Work to be completed
Extract exactly the run of lines starting at the line that holds "Convert this screenshot" and ending at the line that holds "Give me the", both included.

Dataset entries
>> Start
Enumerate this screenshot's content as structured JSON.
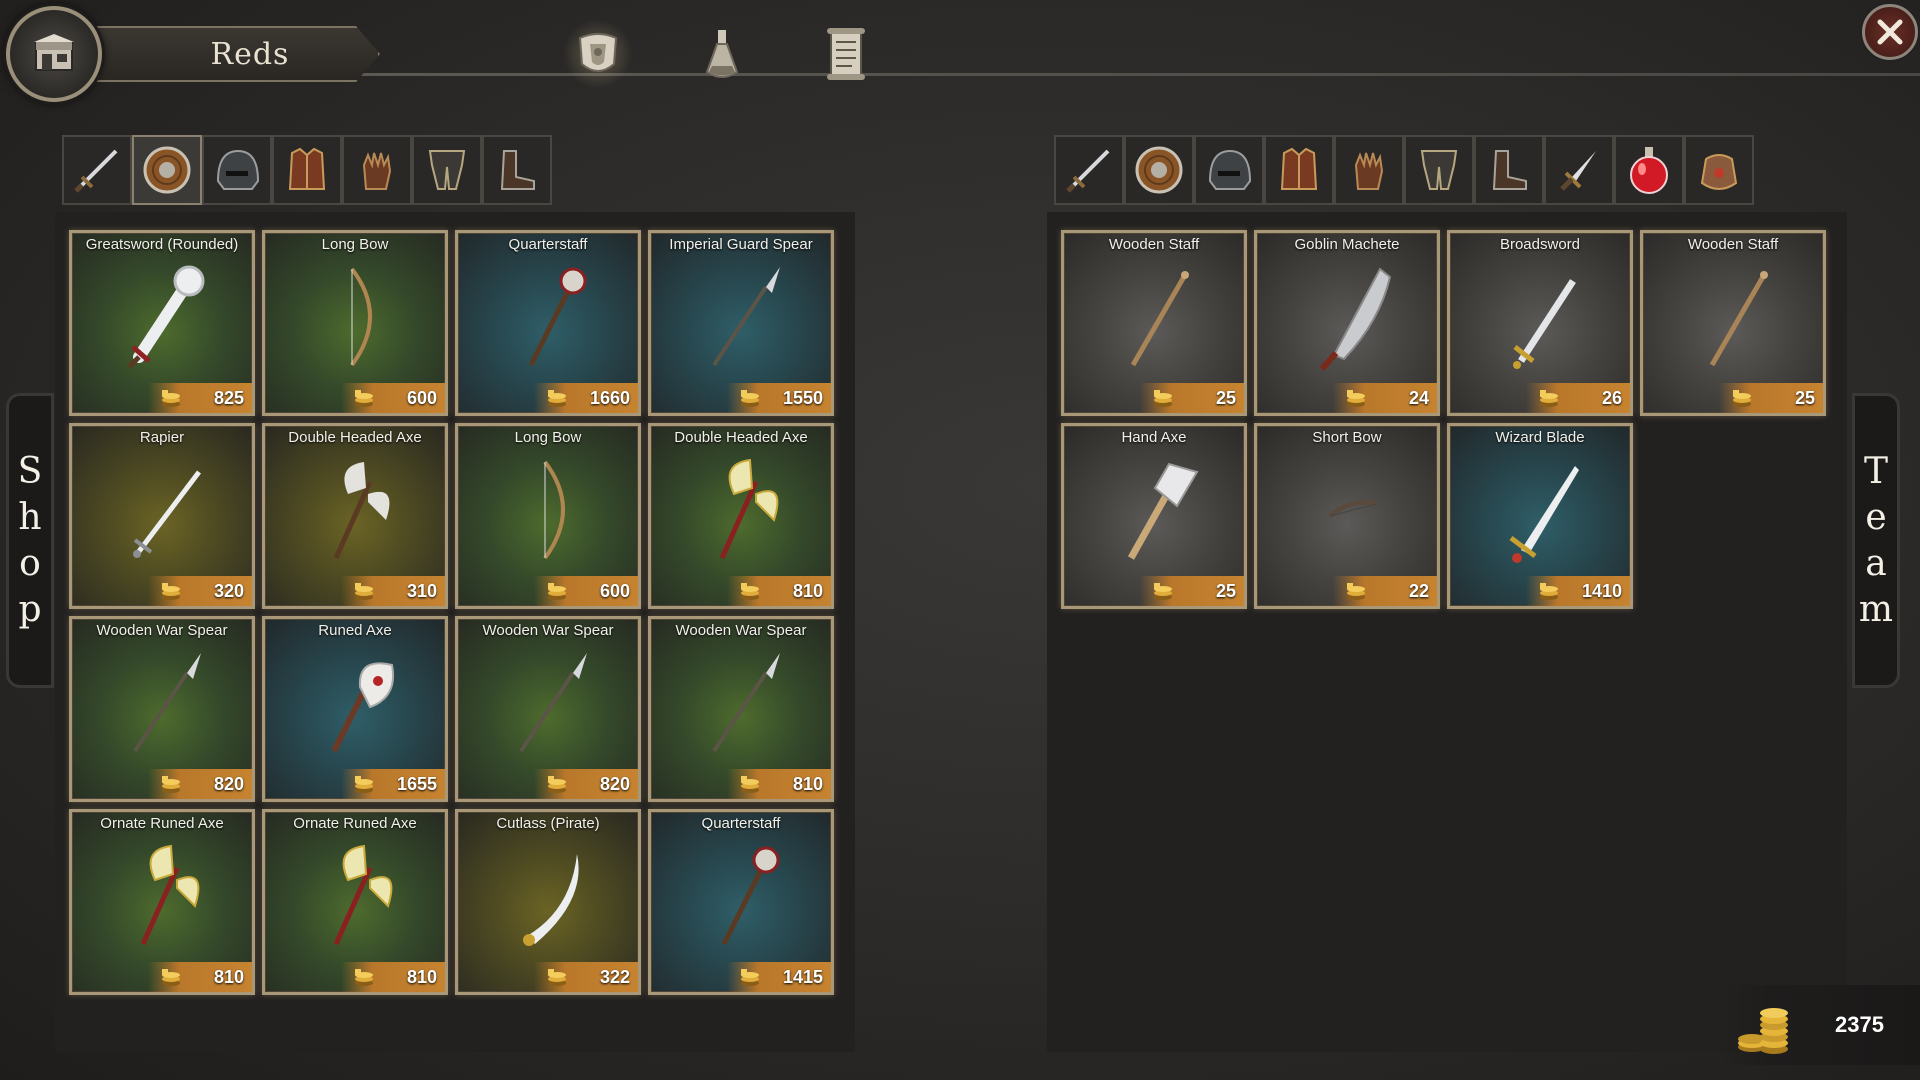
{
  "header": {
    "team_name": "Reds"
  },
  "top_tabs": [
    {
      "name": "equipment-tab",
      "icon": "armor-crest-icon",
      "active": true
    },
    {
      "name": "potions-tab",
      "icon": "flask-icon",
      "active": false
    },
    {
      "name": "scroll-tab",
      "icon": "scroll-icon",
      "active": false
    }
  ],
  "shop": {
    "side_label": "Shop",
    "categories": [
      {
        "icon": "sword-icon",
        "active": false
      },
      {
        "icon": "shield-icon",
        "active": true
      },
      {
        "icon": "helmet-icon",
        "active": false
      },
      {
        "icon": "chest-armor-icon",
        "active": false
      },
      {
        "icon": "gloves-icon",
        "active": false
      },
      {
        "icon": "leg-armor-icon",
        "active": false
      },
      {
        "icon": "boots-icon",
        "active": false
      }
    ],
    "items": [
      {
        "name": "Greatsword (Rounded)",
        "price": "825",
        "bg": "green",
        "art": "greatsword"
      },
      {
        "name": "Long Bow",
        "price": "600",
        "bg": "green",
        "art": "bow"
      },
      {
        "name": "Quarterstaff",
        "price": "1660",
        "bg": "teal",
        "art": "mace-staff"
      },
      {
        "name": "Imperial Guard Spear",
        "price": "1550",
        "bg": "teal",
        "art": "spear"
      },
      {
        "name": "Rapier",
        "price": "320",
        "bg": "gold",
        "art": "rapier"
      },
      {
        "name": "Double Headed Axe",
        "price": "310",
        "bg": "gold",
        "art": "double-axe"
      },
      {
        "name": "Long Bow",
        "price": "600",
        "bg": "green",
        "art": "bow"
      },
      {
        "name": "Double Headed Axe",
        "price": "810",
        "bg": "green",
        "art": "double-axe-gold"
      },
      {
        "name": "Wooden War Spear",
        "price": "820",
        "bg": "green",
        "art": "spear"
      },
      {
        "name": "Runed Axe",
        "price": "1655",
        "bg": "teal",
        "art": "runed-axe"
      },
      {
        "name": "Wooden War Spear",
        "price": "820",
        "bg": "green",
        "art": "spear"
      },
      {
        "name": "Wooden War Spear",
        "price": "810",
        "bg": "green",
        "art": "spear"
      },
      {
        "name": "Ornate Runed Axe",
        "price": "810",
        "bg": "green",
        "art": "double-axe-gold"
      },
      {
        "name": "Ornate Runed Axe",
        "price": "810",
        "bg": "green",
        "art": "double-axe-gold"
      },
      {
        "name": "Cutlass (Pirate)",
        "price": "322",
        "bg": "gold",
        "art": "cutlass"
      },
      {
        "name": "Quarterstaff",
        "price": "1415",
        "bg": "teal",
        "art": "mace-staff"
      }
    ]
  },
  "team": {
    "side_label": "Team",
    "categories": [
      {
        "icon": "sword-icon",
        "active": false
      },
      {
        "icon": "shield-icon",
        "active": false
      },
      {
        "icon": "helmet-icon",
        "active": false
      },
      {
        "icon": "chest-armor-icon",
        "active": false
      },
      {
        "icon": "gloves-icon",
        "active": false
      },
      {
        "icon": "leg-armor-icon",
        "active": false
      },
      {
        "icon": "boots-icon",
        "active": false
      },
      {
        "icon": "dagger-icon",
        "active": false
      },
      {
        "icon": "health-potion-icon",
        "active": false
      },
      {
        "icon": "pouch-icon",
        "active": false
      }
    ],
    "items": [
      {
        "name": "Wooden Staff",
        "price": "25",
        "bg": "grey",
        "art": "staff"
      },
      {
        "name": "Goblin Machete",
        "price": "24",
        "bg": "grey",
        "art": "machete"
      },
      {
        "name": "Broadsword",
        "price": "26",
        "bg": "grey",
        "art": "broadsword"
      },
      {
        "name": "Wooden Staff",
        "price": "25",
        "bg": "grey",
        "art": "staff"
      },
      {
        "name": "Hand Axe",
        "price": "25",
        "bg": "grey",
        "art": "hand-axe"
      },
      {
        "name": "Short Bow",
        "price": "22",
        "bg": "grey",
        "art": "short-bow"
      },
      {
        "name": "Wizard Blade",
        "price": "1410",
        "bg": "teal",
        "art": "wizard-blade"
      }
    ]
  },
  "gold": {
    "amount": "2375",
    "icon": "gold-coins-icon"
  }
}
>> End
>> Start
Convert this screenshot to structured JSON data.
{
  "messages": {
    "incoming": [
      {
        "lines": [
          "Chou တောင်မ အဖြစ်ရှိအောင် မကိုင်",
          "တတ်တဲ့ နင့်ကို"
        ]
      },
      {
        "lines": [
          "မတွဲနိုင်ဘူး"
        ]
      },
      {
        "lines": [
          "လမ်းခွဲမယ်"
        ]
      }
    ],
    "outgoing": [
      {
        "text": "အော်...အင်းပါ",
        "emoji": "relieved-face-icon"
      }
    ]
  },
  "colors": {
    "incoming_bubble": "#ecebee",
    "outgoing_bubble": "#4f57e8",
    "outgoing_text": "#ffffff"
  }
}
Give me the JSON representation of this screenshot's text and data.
>> End
>> Start
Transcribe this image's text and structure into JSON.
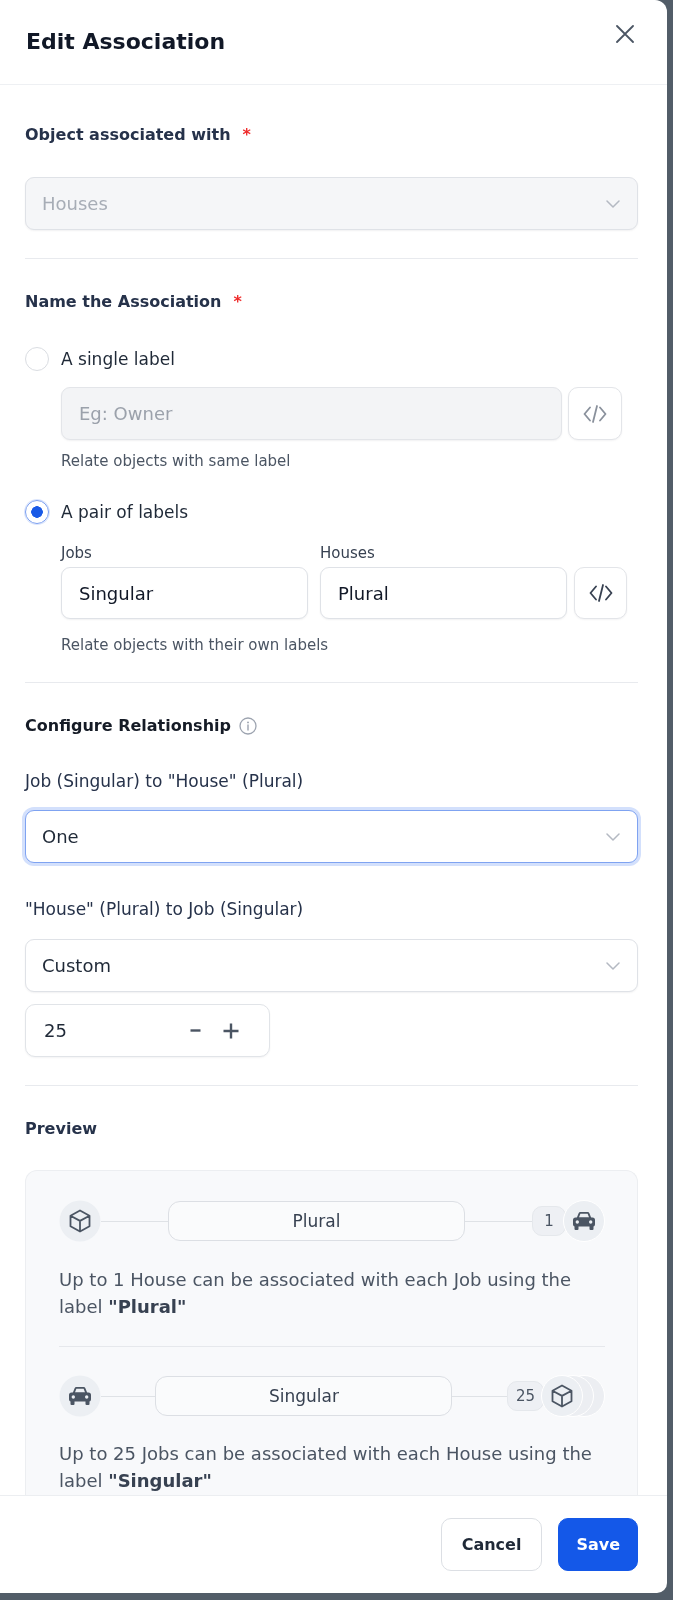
>> End
The result
Convert this screenshot to structured JSON data.
{
  "messages": {
    "incoming": [
      {
        "lines": [
          "Chou တောင်မ အဖြစ်ရှိအောင် မကိုင်",
          "တတ်တဲ့ နင့်ကို"
        ]
      },
      {
        "lines": [
          "မတွဲနိုင်ဘူး"
        ]
      },
      {
        "lines": [
          "လမ်းခွဲမယ်"
        ]
      }
    ],
    "outgoing": [
      {
        "text": "အော်...အင်းပါ",
        "emoji": "relieved-face-icon"
      }
    ]
  },
  "colors": {
    "incoming_bubble": "#ecebee",
    "outgoing_bubble": "#4f57e8",
    "outgoing_text": "#ffffff"
  }
}
Give me the JSON representation of this screenshot's text and data.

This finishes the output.